++++ Provided information

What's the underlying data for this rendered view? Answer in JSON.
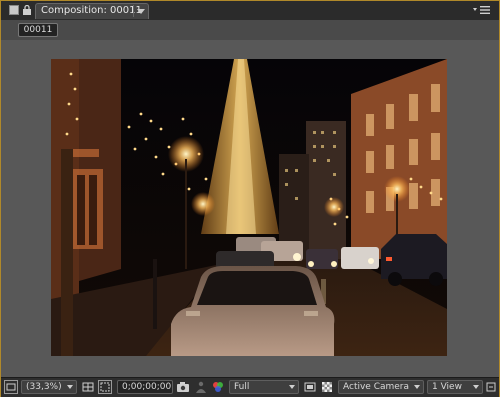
{
  "panel": {
    "tab_title": "Composition: 00011",
    "composition_name": "00011"
  },
  "toolbar": {
    "magnification": "(33,3%)",
    "timecode": "0;00;00;00",
    "resolution": "Full",
    "camera": "Active Camera",
    "view_layout": "1 View"
  },
  "colors": {
    "panel_border": "#b0892a",
    "viewer_bg": "#585858",
    "toolbar_bg": "#2e2e2e"
  }
}
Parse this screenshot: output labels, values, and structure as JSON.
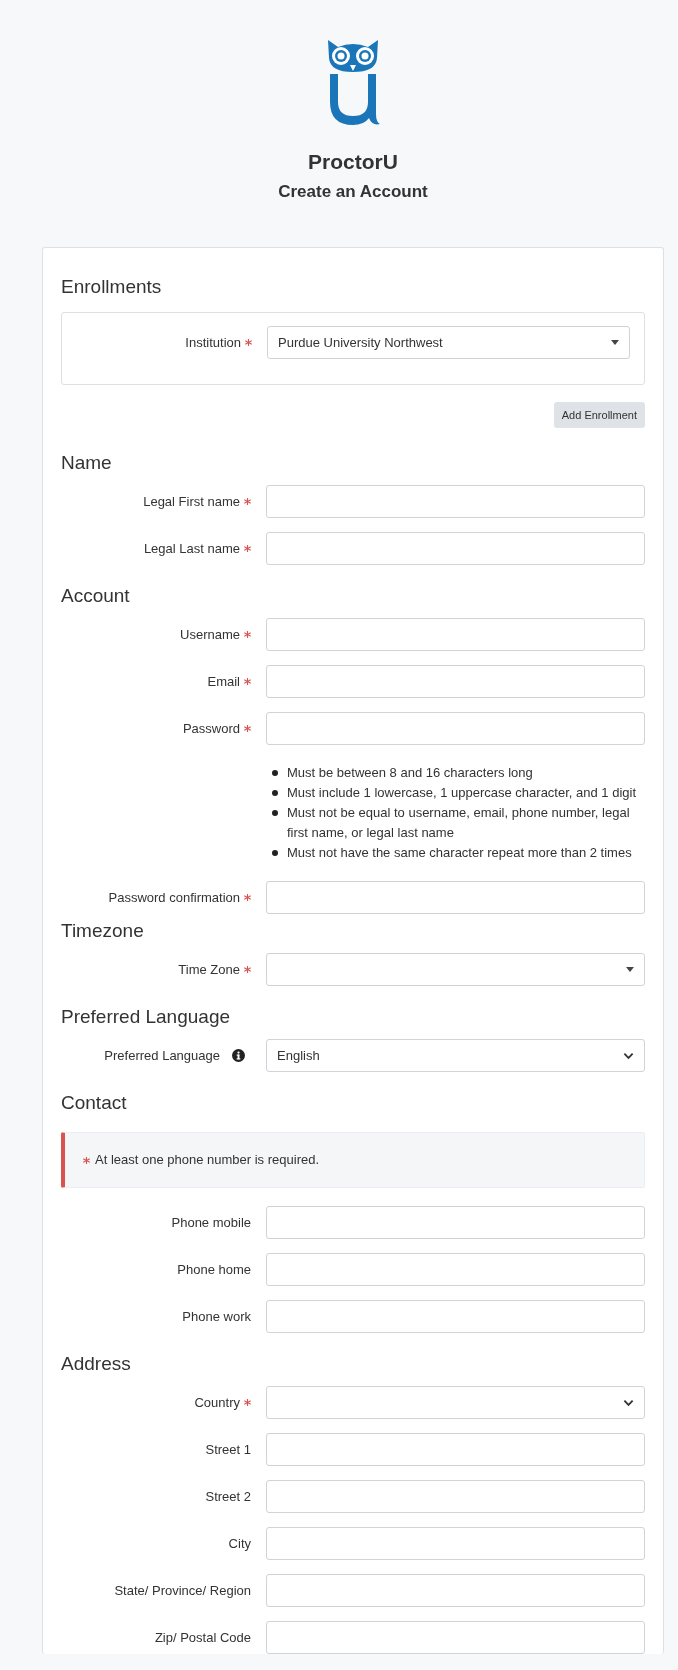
{
  "brand": {
    "name": "ProctorU",
    "subtitle": "Create an Account"
  },
  "sections": [
    {
      "kind": "enrollments",
      "heading": "Enrollments",
      "fields": [
        {
          "label": "Institution",
          "required": true,
          "kind": "combo",
          "value": "Purdue University Northwest"
        }
      ],
      "button": "Add Enrollment"
    },
    {
      "kind": "fields",
      "heading": "Name",
      "fields": [
        {
          "label": "Legal First name",
          "required": true,
          "kind": "text"
        },
        {
          "label": "Legal Last name",
          "required": true,
          "kind": "text"
        }
      ]
    },
    {
      "kind": "fields",
      "heading": "Account",
      "fields": [
        {
          "label": "Username",
          "required": true,
          "kind": "text"
        },
        {
          "label": "Email",
          "required": true,
          "kind": "text"
        },
        {
          "label": "Password",
          "required": true,
          "kind": "text",
          "hints": [
            "Must be between 8 and 16 characters long",
            "Must include 1 lowercase, 1 uppercase character, and 1 digit",
            "Must not be equal to username, email, phone number, legal first name, or legal last name",
            "Must not have the same character repeat more than 2 times"
          ]
        },
        {
          "label": "Password confirmation",
          "required": true,
          "kind": "text"
        }
      ]
    },
    {
      "kind": "fields",
      "heading": "Timezone",
      "fields": [
        {
          "label": "Time Zone",
          "required": true,
          "kind": "combo"
        }
      ]
    },
    {
      "kind": "fields",
      "heading": "Preferred Language",
      "fields": [
        {
          "label": "Preferred Language",
          "required": false,
          "info": true,
          "kind": "select",
          "value": "English"
        }
      ]
    },
    {
      "kind": "fields",
      "heading": "Contact",
      "alert": {
        "required": true,
        "text": "At least one phone number is required."
      },
      "fields": [
        {
          "label": "Phone mobile",
          "required": false,
          "kind": "text"
        },
        {
          "label": "Phone home",
          "required": false,
          "kind": "text"
        },
        {
          "label": "Phone work",
          "required": false,
          "kind": "text"
        }
      ]
    },
    {
      "kind": "fields",
      "heading": "Address",
      "fields": [
        {
          "label": "Country",
          "required": true,
          "kind": "select"
        },
        {
          "label": "Street 1",
          "required": false,
          "kind": "text"
        },
        {
          "label": "Street 2",
          "required": false,
          "kind": "text"
        },
        {
          "label": "City",
          "required": false,
          "kind": "text"
        },
        {
          "label": "State/ Province/ Region",
          "required": false,
          "kind": "text"
        },
        {
          "label": "Zip/ Postal Code",
          "required": false,
          "kind": "text"
        }
      ]
    }
  ]
}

++++++++

Repeat all of the data above word for word, minus the pictures.

Correct output ->
What's the underlying data for this rendered view? Answer in JSON.
{
  "panel": {
    "tab_title": "Composition: 00011",
    "composition_name": "00011"
  },
  "toolbar": {
    "magnification": "(33,3%)",
    "timecode": "0;00;00;00",
    "resolution": "Full",
    "camera": "Active Camera",
    "view_layout": "1 View"
  },
  "colors": {
    "panel_border": "#b0892a",
    "viewer_bg": "#585858",
    "toolbar_bg": "#2e2e2e"
  }
}
Parse this screenshot: output labels, values, and structure as JSON.
{
  "brand": {
    "name": "ProctorU",
    "subtitle": "Create an Account"
  },
  "sections": [
    {
      "kind": "enrollments",
      "heading": "Enrollments",
      "fields": [
        {
          "label": "Institution",
          "required": true,
          "kind": "combo",
          "value": "Purdue University Northwest"
        }
      ],
      "button": "Add Enrollment"
    },
    {
      "kind": "fields",
      "heading": "Name",
      "fields": [
        {
          "label": "Legal First name",
          "required": true,
          "kind": "text"
        },
        {
          "label": "Legal Last name",
          "required": true,
          "kind": "text"
        }
      ]
    },
    {
      "kind": "fields",
      "heading": "Account",
      "fields": [
        {
          "label": "Username",
          "required": true,
          "kind": "text"
        },
        {
          "label": "Email",
          "required": true,
          "kind": "text"
        },
        {
          "label": "Password",
          "required": true,
          "kind": "text",
          "hints": [
            "Must be between 8 and 16 characters long",
            "Must include 1 lowercase, 1 uppercase character, and 1 digit",
            "Must not be equal to username, email, phone number, legal first name, or legal last name",
            "Must not have the same character repeat more than 2 times"
          ]
        },
        {
          "label": "Password confirmation",
          "required": true,
          "kind": "text"
        }
      ]
    },
    {
      "kind": "fields",
      "heading": "Timezone",
      "fields": [
        {
          "label": "Time Zone",
          "required": true,
          "kind": "combo"
        }
      ]
    },
    {
      "kind": "fields",
      "heading": "Preferred Language",
      "fields": [
        {
          "label": "Preferred Language",
          "required": false,
          "info": true,
          "kind": "select",
          "value": "English"
        }
      ]
    },
    {
      "kind": "fields",
      "heading": "Contact",
      "alert": {
        "required": true,
        "text": "At least one phone number is required."
      },
      "fields": [
        {
          "label": "Phone mobile",
          "required": false,
          "kind": "text"
        },
        {
          "label": "Phone home",
          "required": false,
          "kind": "text"
        },
        {
          "label": "Phone work",
          "required": false,
          "kind": "text"
        }
      ]
    },
    {
      "kind": "fields",
      "heading": "Address",
      "fields": [
        {
          "label": "Country",
          "required": true,
          "kind": "select"
        },
        {
          "label": "Street 1",
          "required": false,
          "kind": "text"
        },
        {
          "label": "Street 2",
          "required": false,
          "kind": "text"
        },
        {
          "label": "City",
          "required": false,
          "kind": "text"
        },
        {
          "label": "State/ Province/ Region",
          "required": false,
          "kind": "text"
        },
        {
          "label": "Zip/ Postal Code",
          "required": false,
          "kind": "text"
        }
      ]
    }
  ]
}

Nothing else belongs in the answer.